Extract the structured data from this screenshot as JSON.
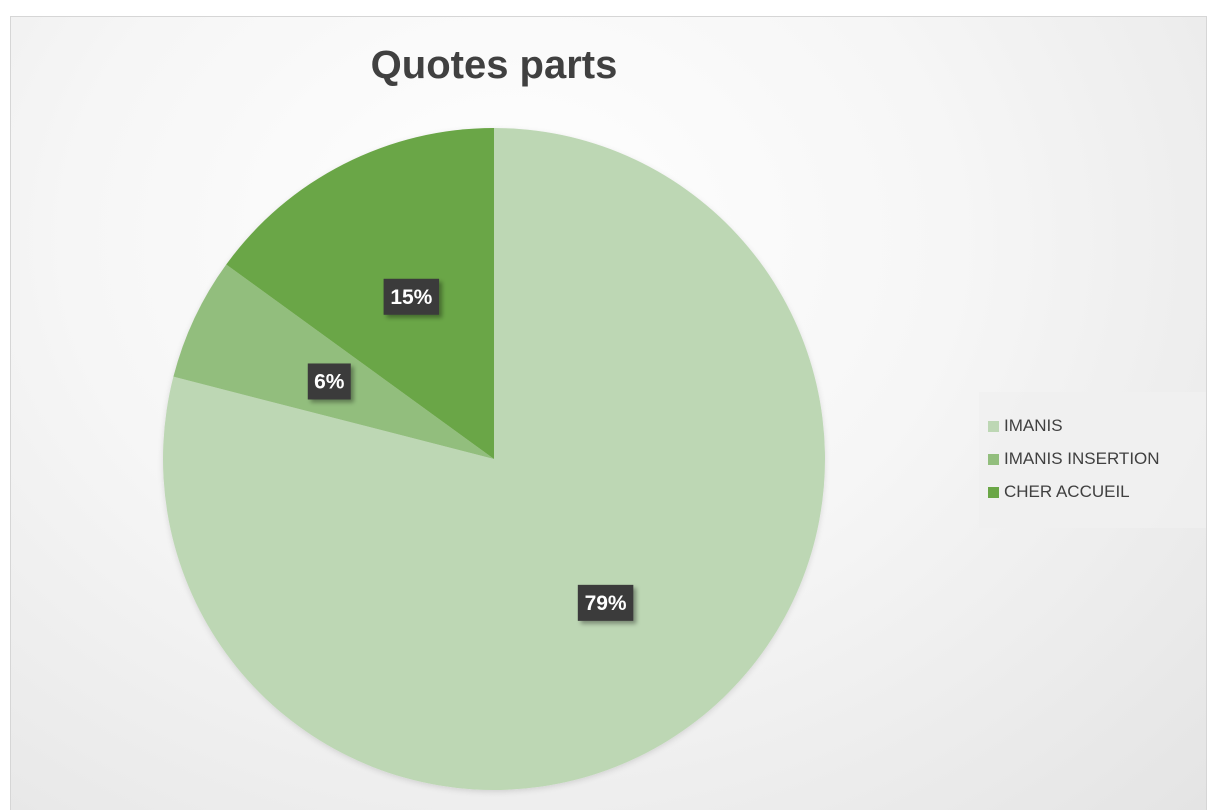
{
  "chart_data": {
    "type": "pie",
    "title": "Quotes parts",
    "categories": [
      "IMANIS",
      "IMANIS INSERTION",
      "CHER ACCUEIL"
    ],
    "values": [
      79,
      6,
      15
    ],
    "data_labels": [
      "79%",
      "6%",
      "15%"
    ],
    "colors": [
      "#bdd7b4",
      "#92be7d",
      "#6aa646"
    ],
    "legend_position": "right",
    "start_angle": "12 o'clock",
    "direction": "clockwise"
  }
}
--------------------------------------------------
*What needs to be done*
Go through the entries above and print each one exactly, minus the pictures.

*Right answer*
Extract the structured data from this screenshot as JSON.
{
  "chart_data": {
    "type": "pie",
    "title": "Quotes parts",
    "categories": [
      "IMANIS",
      "IMANIS INSERTION",
      "CHER ACCUEIL"
    ],
    "values": [
      79,
      6,
      15
    ],
    "data_labels": [
      "79%",
      "6%",
      "15%"
    ],
    "colors": [
      "#bdd7b4",
      "#92be7d",
      "#6aa646"
    ],
    "legend_position": "right",
    "start_angle": "12 o'clock",
    "direction": "clockwise"
  }
}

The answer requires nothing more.